▶ [Objective]:
Pick out all lines of the entries that include the word "text" and copy them.

▶ [Data to process]:
▼
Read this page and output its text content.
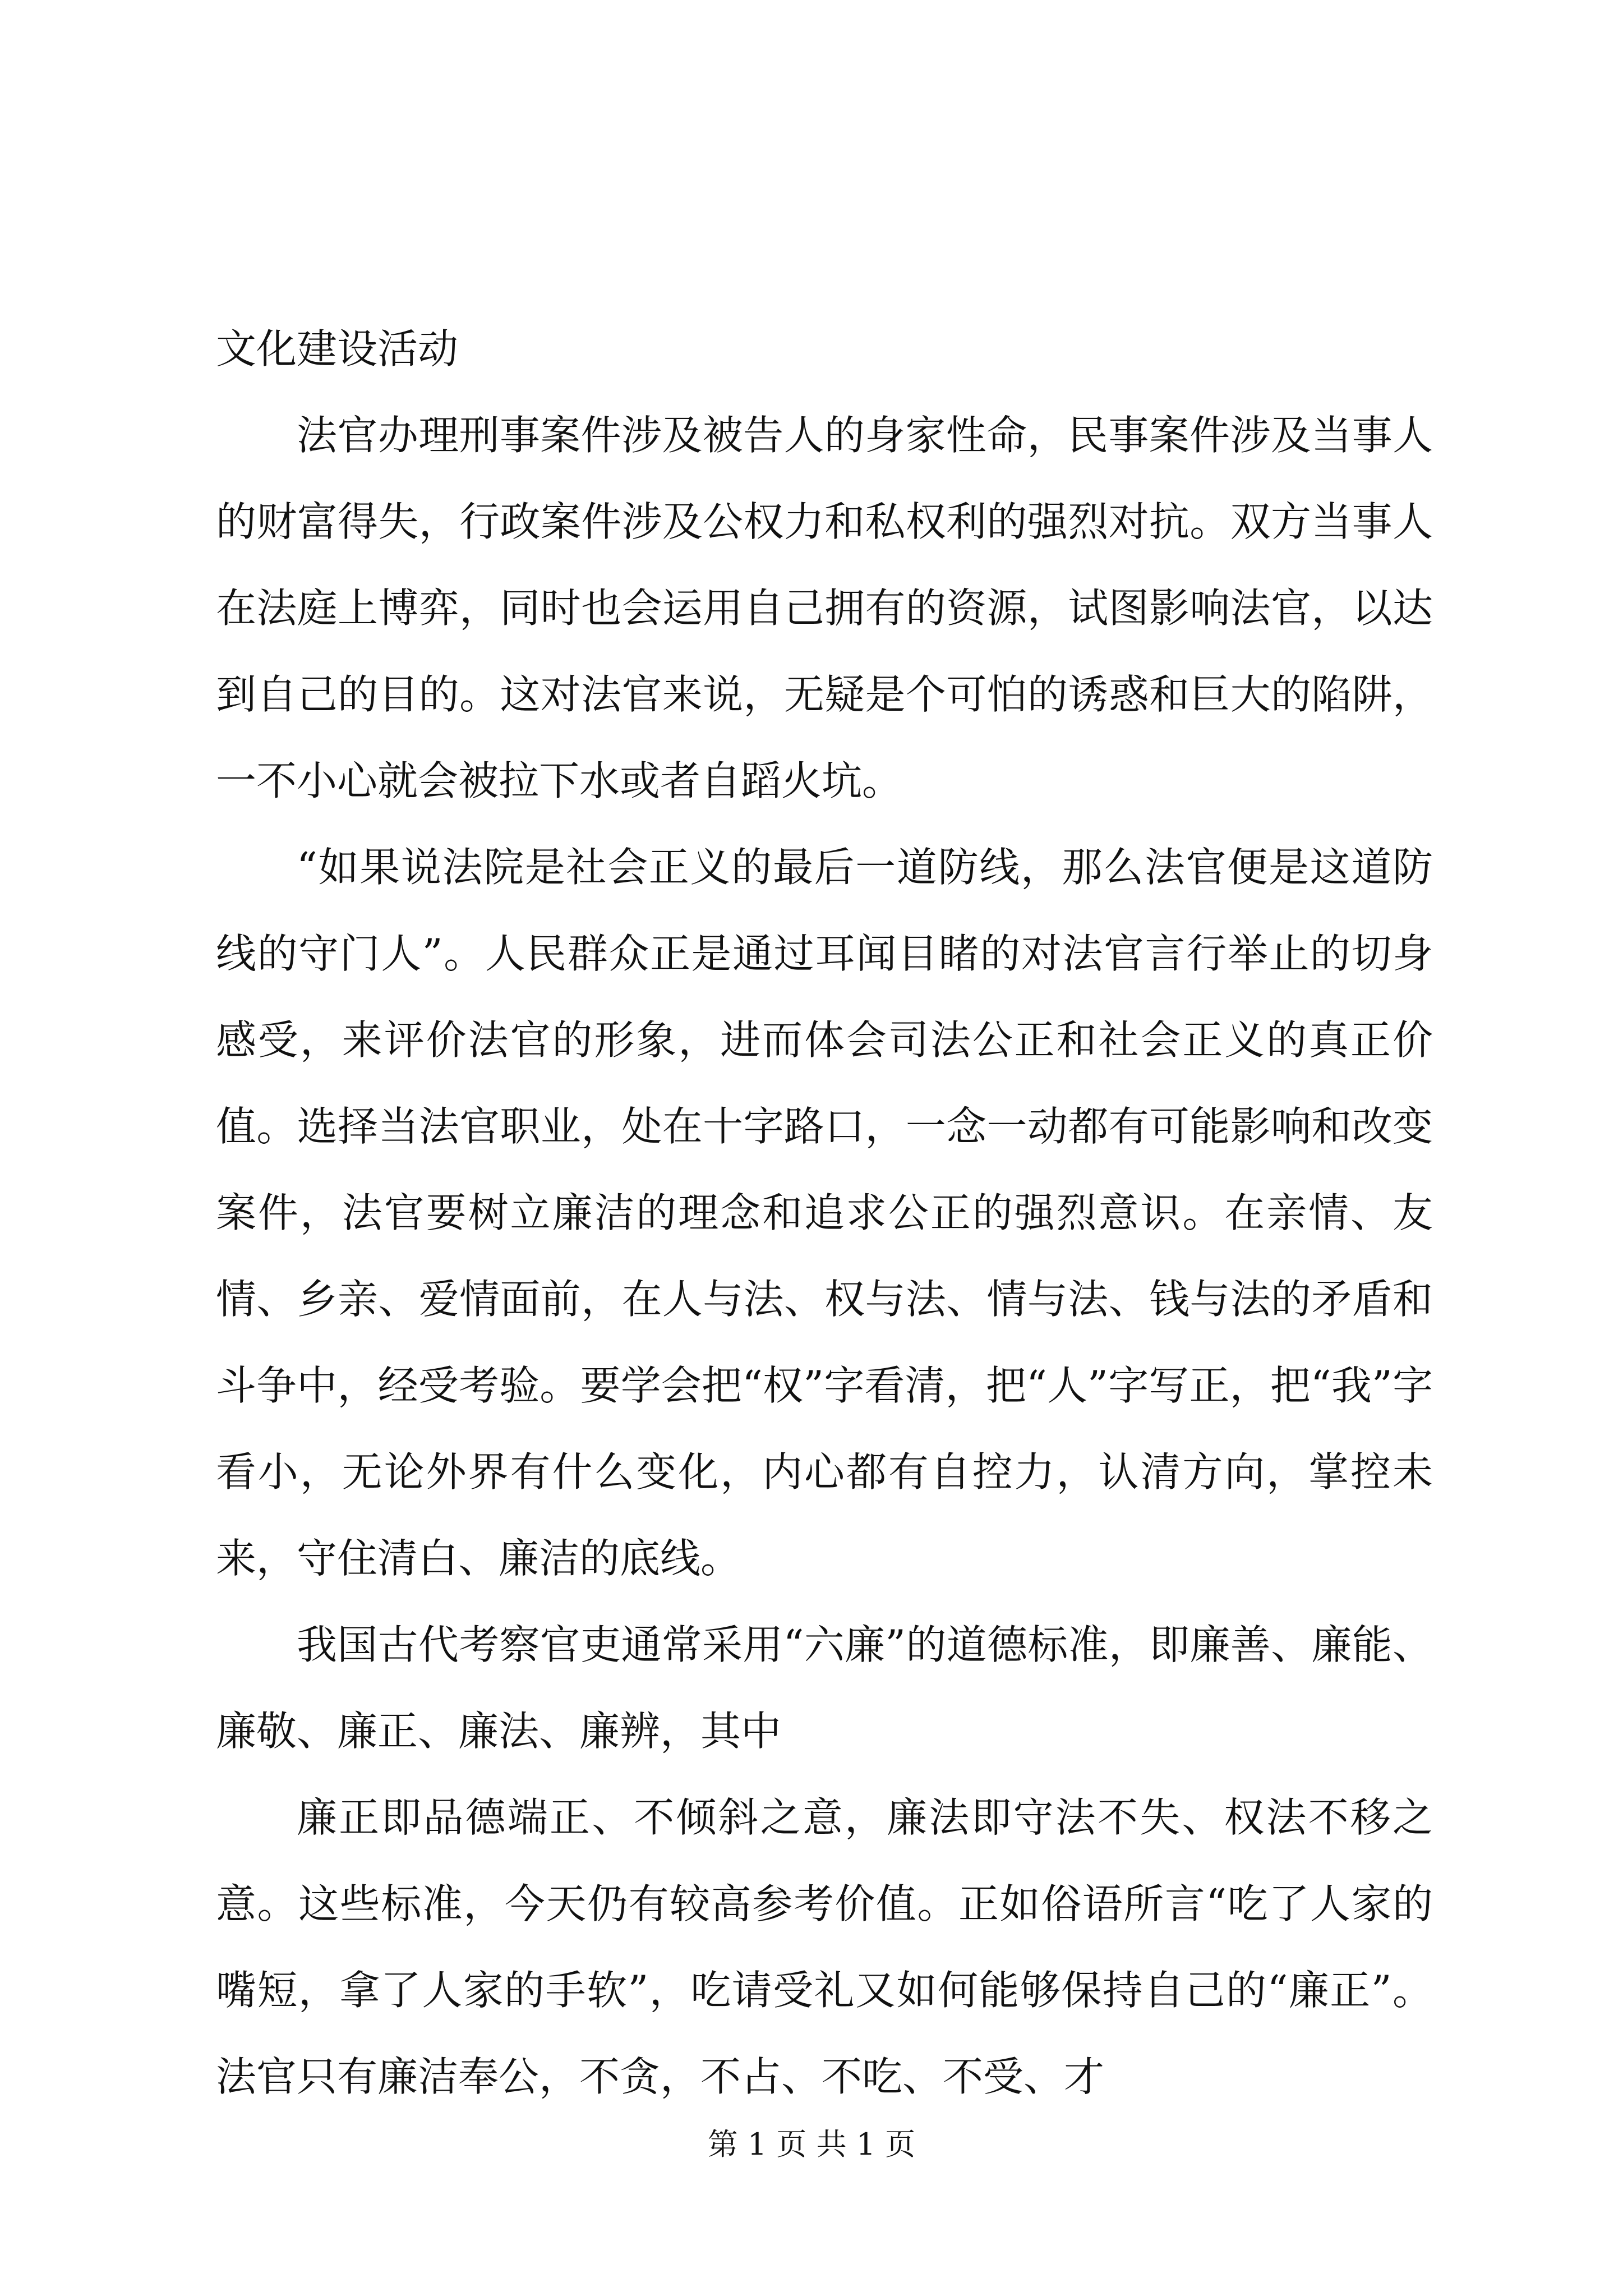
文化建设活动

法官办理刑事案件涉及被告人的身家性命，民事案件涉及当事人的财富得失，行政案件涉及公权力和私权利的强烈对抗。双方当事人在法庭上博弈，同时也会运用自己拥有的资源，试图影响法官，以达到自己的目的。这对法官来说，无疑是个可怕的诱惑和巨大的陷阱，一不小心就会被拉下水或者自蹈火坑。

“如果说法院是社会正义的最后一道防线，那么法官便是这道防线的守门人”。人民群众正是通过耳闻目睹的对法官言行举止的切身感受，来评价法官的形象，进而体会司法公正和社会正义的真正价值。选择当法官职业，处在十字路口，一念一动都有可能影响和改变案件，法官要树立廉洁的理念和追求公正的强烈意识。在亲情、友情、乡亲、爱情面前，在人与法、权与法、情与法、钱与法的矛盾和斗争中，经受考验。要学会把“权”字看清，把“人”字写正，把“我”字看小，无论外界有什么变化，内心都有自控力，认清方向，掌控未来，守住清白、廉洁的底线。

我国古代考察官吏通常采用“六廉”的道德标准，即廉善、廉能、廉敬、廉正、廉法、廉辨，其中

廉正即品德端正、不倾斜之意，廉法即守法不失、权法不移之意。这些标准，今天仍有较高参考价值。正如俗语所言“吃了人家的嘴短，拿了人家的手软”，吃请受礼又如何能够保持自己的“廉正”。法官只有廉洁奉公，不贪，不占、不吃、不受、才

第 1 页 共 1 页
▲
▼
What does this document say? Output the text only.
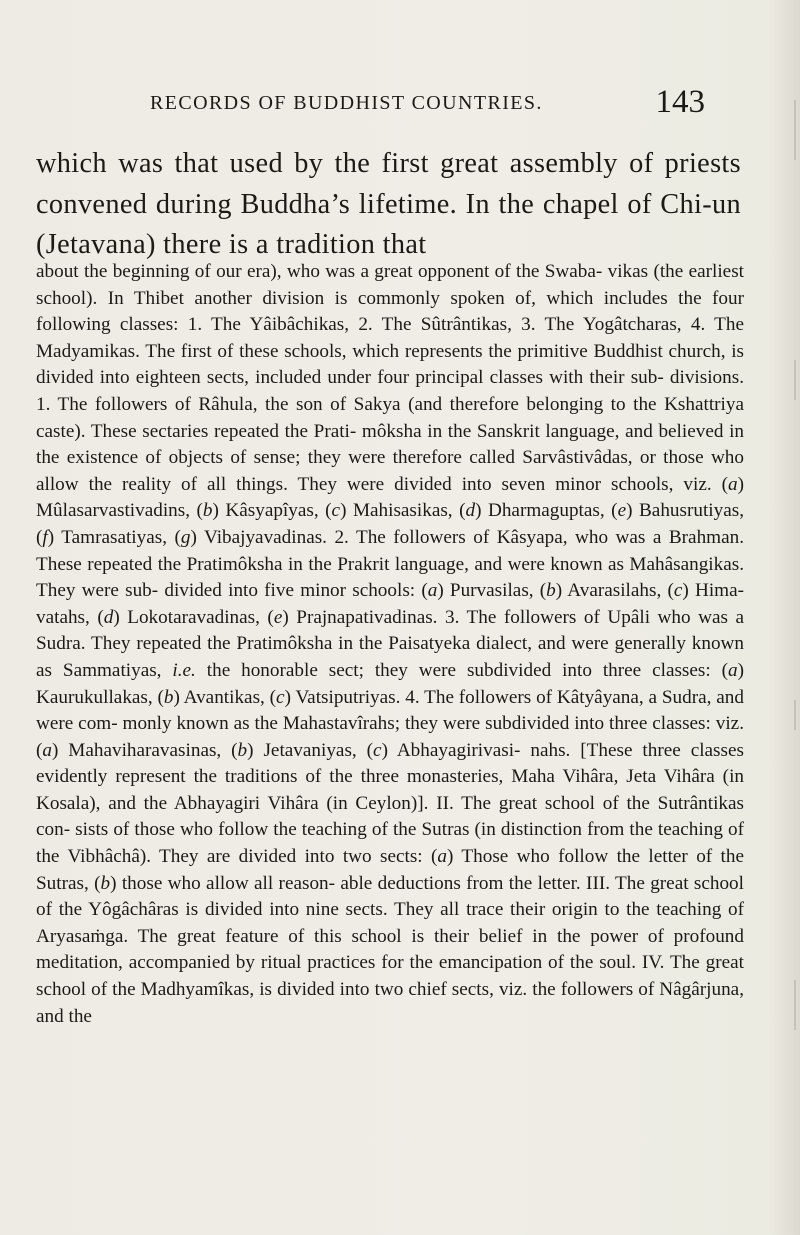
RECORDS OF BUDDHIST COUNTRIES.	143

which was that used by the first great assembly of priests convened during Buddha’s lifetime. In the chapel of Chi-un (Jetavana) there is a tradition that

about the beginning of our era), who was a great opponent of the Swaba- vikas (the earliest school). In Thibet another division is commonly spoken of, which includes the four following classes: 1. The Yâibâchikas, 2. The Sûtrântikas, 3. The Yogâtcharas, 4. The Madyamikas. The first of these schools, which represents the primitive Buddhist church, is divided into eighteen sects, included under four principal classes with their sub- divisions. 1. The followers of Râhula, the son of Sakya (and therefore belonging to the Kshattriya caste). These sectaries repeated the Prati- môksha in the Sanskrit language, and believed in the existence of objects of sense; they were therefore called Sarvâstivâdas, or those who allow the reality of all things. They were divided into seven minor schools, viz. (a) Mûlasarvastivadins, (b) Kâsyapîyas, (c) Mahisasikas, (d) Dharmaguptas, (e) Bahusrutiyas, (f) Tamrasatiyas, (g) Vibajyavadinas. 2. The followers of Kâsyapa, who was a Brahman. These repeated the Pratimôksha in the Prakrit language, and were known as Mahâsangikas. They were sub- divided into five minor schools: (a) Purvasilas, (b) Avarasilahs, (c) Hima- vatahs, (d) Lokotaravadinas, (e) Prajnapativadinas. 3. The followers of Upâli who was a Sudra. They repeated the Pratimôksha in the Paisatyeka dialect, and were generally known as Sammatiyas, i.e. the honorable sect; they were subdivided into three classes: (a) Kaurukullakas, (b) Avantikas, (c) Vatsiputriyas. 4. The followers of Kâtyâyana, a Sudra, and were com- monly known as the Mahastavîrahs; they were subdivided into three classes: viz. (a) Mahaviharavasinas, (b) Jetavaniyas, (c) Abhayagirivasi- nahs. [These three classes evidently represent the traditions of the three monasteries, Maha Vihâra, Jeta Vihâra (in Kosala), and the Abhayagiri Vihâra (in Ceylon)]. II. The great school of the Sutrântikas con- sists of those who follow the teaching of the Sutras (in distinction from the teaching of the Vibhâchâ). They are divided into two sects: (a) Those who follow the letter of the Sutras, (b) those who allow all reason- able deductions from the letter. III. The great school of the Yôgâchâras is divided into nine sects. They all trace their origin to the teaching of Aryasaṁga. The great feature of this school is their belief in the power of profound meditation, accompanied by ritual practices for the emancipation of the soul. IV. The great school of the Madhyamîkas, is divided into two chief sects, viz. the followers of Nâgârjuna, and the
▲
▶ [Full response]:
Read this page and output its text content.
What does this document say? Output the text only.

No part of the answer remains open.